## [EXERCISE DATA]

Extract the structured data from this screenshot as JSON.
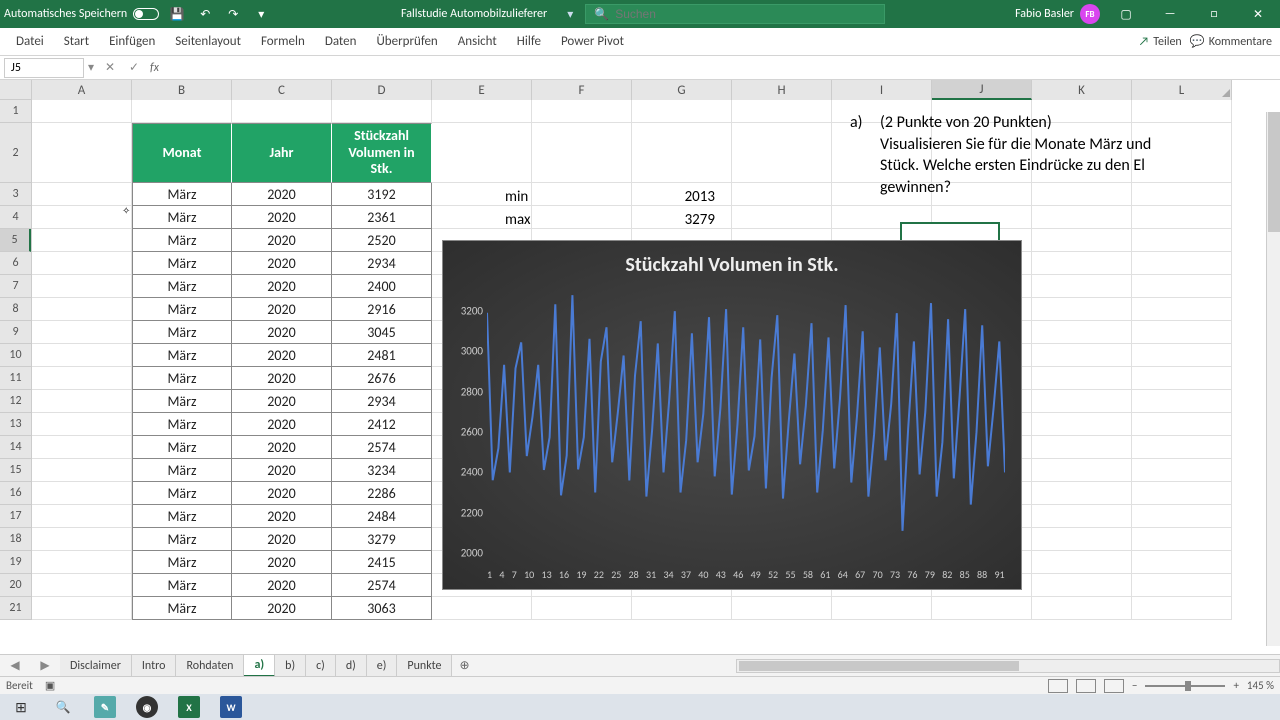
{
  "titlebar": {
    "autosave": "Automatisches Speichern",
    "doc": "Fallstudie Automobilzulieferer",
    "search_placeholder": "Suchen",
    "user": "Fabio Basler",
    "initials": "FB"
  },
  "ribbon": {
    "tabs": [
      "Datei",
      "Start",
      "Einfügen",
      "Seitenlayout",
      "Formeln",
      "Daten",
      "Überprüfen",
      "Ansicht",
      "Hilfe",
      "Power Pivot"
    ],
    "share": "Teilen",
    "comments": "Kommentare"
  },
  "fx": {
    "cellref": "J5"
  },
  "cols": [
    "A",
    "B",
    "C",
    "D",
    "E",
    "F",
    "G",
    "H",
    "I",
    "J",
    "K",
    "L"
  ],
  "table": {
    "headers": [
      "Monat",
      "Jahr",
      "Stückzahl Volumen in Stk."
    ],
    "rows": [
      [
        "März",
        "2020",
        "3192"
      ],
      [
        "März",
        "2020",
        "2361"
      ],
      [
        "März",
        "2020",
        "2520"
      ],
      [
        "März",
        "2020",
        "2934"
      ],
      [
        "März",
        "2020",
        "2400"
      ],
      [
        "März",
        "2020",
        "2916"
      ],
      [
        "März",
        "2020",
        "3045"
      ],
      [
        "März",
        "2020",
        "2481"
      ],
      [
        "März",
        "2020",
        "2676"
      ],
      [
        "März",
        "2020",
        "2934"
      ],
      [
        "März",
        "2020",
        "2412"
      ],
      [
        "März",
        "2020",
        "2574"
      ],
      [
        "März",
        "2020",
        "3234"
      ],
      [
        "März",
        "2020",
        "2286"
      ],
      [
        "März",
        "2020",
        "2484"
      ],
      [
        "März",
        "2020",
        "3279"
      ],
      [
        "März",
        "2020",
        "2415"
      ],
      [
        "März",
        "2020",
        "2574"
      ],
      [
        "März",
        "2020",
        "3063"
      ]
    ]
  },
  "stats": {
    "min_label": "min",
    "min_val": "2013",
    "max_label": "max",
    "max_val": "3279"
  },
  "question": {
    "letter": "a)",
    "line1": "(2 Punkte von 20 Punkten)",
    "line2": "Visualisieren Sie für die Monate März und",
    "line3": "Stück. Welche ersten Eindrücke zu den El",
    "line4": "gewinnen?"
  },
  "chart_data": {
    "type": "line",
    "title": "Stückzahl Volumen in Stk.",
    "xlabel": "",
    "ylabel": "",
    "ylim": [
      2000,
      3300
    ],
    "yticks": [
      2000,
      2200,
      2400,
      2600,
      2800,
      3000,
      3200
    ],
    "x_tick_labels": [
      "1",
      "4",
      "7",
      "10",
      "13",
      "16",
      "19",
      "22",
      "25",
      "28",
      "31",
      "34",
      "37",
      "40",
      "43",
      "46",
      "49",
      "52",
      "55",
      "58",
      "61",
      "64",
      "67",
      "70",
      "73",
      "76",
      "79",
      "82",
      "85",
      "88",
      "91"
    ],
    "x": [
      1,
      2,
      3,
      4,
      5,
      6,
      7,
      8,
      9,
      10,
      11,
      12,
      13,
      14,
      15,
      16,
      17,
      18,
      19,
      20,
      21,
      22,
      23,
      24,
      25,
      26,
      27,
      28,
      29,
      30,
      31,
      32,
      33,
      34,
      35,
      36,
      37,
      38,
      39,
      40,
      41,
      42,
      43,
      44,
      45,
      46,
      47,
      48,
      49,
      50,
      51,
      52,
      53,
      54,
      55,
      56,
      57,
      58,
      59,
      60,
      61,
      62,
      63,
      64,
      65,
      66,
      67,
      68,
      69,
      70,
      71,
      72,
      73,
      74,
      75,
      76,
      77,
      78,
      79,
      80,
      81,
      82,
      83,
      84,
      85,
      86,
      87,
      88,
      89,
      90,
      91,
      92
    ],
    "values": [
      3192,
      2361,
      2520,
      2934,
      2400,
      2916,
      3045,
      2481,
      2676,
      2934,
      2412,
      2574,
      3234,
      2286,
      2484,
      3279,
      2415,
      2574,
      3063,
      2300,
      2950,
      3120,
      2450,
      2700,
      2980,
      2360,
      2880,
      3150,
      2280,
      2610,
      3040,
      2400,
      2760,
      3200,
      2300,
      2560,
      3090,
      2450,
      2690,
      3170,
      2380,
      2720,
      3210,
      2290,
      2640,
      3120,
      2410,
      2580,
      3060,
      2320,
      2870,
      3180,
      2270,
      2650,
      2990,
      2440,
      2730,
      3140,
      2300,
      2610,
      3070,
      2420,
      2760,
      3230,
      2350,
      2680,
      3100,
      2280,
      2590,
      3020,
      2460,
      2740,
      3190,
      2110,
      2620,
      3050,
      2390,
      2700,
      3240,
      2280,
      2550,
      3160,
      2370,
      2770,
      3210,
      2240,
      2600,
      3130,
      2430,
      2720,
      3050,
      2400
    ]
  },
  "sheets": [
    "Disclaimer",
    "Intro",
    "Rohdaten",
    "a)",
    "b)",
    "c)",
    "d)",
    "e)",
    "Punkte"
  ],
  "active_sheet": "a)",
  "status": {
    "ready": "Bereit",
    "zoom": "145 %"
  }
}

## [STATED PROBLEM]
Pictures in the data above should not be copied; transcribe everything else exactly.

## [THE RESULT]
Extract the structured data from this screenshot as JSON.
{
  "titlebar": {
    "autosave": "Automatisches Speichern",
    "doc": "Fallstudie Automobilzulieferer",
    "search_placeholder": "Suchen",
    "user": "Fabio Basler",
    "initials": "FB"
  },
  "ribbon": {
    "tabs": [
      "Datei",
      "Start",
      "Einfügen",
      "Seitenlayout",
      "Formeln",
      "Daten",
      "Überprüfen",
      "Ansicht",
      "Hilfe",
      "Power Pivot"
    ],
    "share": "Teilen",
    "comments": "Kommentare"
  },
  "fx": {
    "cellref": "J5"
  },
  "cols": [
    "A",
    "B",
    "C",
    "D",
    "E",
    "F",
    "G",
    "H",
    "I",
    "J",
    "K",
    "L"
  ],
  "table": {
    "headers": [
      "Monat",
      "Jahr",
      "Stückzahl Volumen in Stk."
    ],
    "rows": [
      [
        "März",
        "2020",
        "3192"
      ],
      [
        "März",
        "2020",
        "2361"
      ],
      [
        "März",
        "2020",
        "2520"
      ],
      [
        "März",
        "2020",
        "2934"
      ],
      [
        "März",
        "2020",
        "2400"
      ],
      [
        "März",
        "2020",
        "2916"
      ],
      [
        "März",
        "2020",
        "3045"
      ],
      [
        "März",
        "2020",
        "2481"
      ],
      [
        "März",
        "2020",
        "2676"
      ],
      [
        "März",
        "2020",
        "2934"
      ],
      [
        "März",
        "2020",
        "2412"
      ],
      [
        "März",
        "2020",
        "2574"
      ],
      [
        "März",
        "2020",
        "3234"
      ],
      [
        "März",
        "2020",
        "2286"
      ],
      [
        "März",
        "2020",
        "2484"
      ],
      [
        "März",
        "2020",
        "3279"
      ],
      [
        "März",
        "2020",
        "2415"
      ],
      [
        "März",
        "2020",
        "2574"
      ],
      [
        "März",
        "2020",
        "3063"
      ]
    ]
  },
  "stats": {
    "min_label": "min",
    "min_val": "2013",
    "max_label": "max",
    "max_val": "3279"
  },
  "question": {
    "letter": "a)",
    "line1": "(2 Punkte von 20 Punkten)",
    "line2": "Visualisieren Sie für die Monate März und",
    "line3": "Stück. Welche ersten Eindrücke zu den El",
    "line4": "gewinnen?"
  },
  "chart_data": {
    "type": "line",
    "title": "Stückzahl Volumen in Stk.",
    "xlabel": "",
    "ylabel": "",
    "ylim": [
      2000,
      3300
    ],
    "yticks": [
      2000,
      2200,
      2400,
      2600,
      2800,
      3000,
      3200
    ],
    "x_tick_labels": [
      "1",
      "4",
      "7",
      "10",
      "13",
      "16",
      "19",
      "22",
      "25",
      "28",
      "31",
      "34",
      "37",
      "40",
      "43",
      "46",
      "49",
      "52",
      "55",
      "58",
      "61",
      "64",
      "67",
      "70",
      "73",
      "76",
      "79",
      "82",
      "85",
      "88",
      "91"
    ],
    "x": [
      1,
      2,
      3,
      4,
      5,
      6,
      7,
      8,
      9,
      10,
      11,
      12,
      13,
      14,
      15,
      16,
      17,
      18,
      19,
      20,
      21,
      22,
      23,
      24,
      25,
      26,
      27,
      28,
      29,
      30,
      31,
      32,
      33,
      34,
      35,
      36,
      37,
      38,
      39,
      40,
      41,
      42,
      43,
      44,
      45,
      46,
      47,
      48,
      49,
      50,
      51,
      52,
      53,
      54,
      55,
      56,
      57,
      58,
      59,
      60,
      61,
      62,
      63,
      64,
      65,
      66,
      67,
      68,
      69,
      70,
      71,
      72,
      73,
      74,
      75,
      76,
      77,
      78,
      79,
      80,
      81,
      82,
      83,
      84,
      85,
      86,
      87,
      88,
      89,
      90,
      91,
      92
    ],
    "values": [
      3192,
      2361,
      2520,
      2934,
      2400,
      2916,
      3045,
      2481,
      2676,
      2934,
      2412,
      2574,
      3234,
      2286,
      2484,
      3279,
      2415,
      2574,
      3063,
      2300,
      2950,
      3120,
      2450,
      2700,
      2980,
      2360,
      2880,
      3150,
      2280,
      2610,
      3040,
      2400,
      2760,
      3200,
      2300,
      2560,
      3090,
      2450,
      2690,
      3170,
      2380,
      2720,
      3210,
      2290,
      2640,
      3120,
      2410,
      2580,
      3060,
      2320,
      2870,
      3180,
      2270,
      2650,
      2990,
      2440,
      2730,
      3140,
      2300,
      2610,
      3070,
      2420,
      2760,
      3230,
      2350,
      2680,
      3100,
      2280,
      2590,
      3020,
      2460,
      2740,
      3190,
      2110,
      2620,
      3050,
      2390,
      2700,
      3240,
      2280,
      2550,
      3160,
      2370,
      2770,
      3210,
      2240,
      2600,
      3130,
      2430,
      2720,
      3050,
      2400
    ]
  },
  "sheets": [
    "Disclaimer",
    "Intro",
    "Rohdaten",
    "a)",
    "b)",
    "c)",
    "d)",
    "e)",
    "Punkte"
  ],
  "active_sheet": "a)",
  "status": {
    "ready": "Bereit",
    "zoom": "145 %"
  }
}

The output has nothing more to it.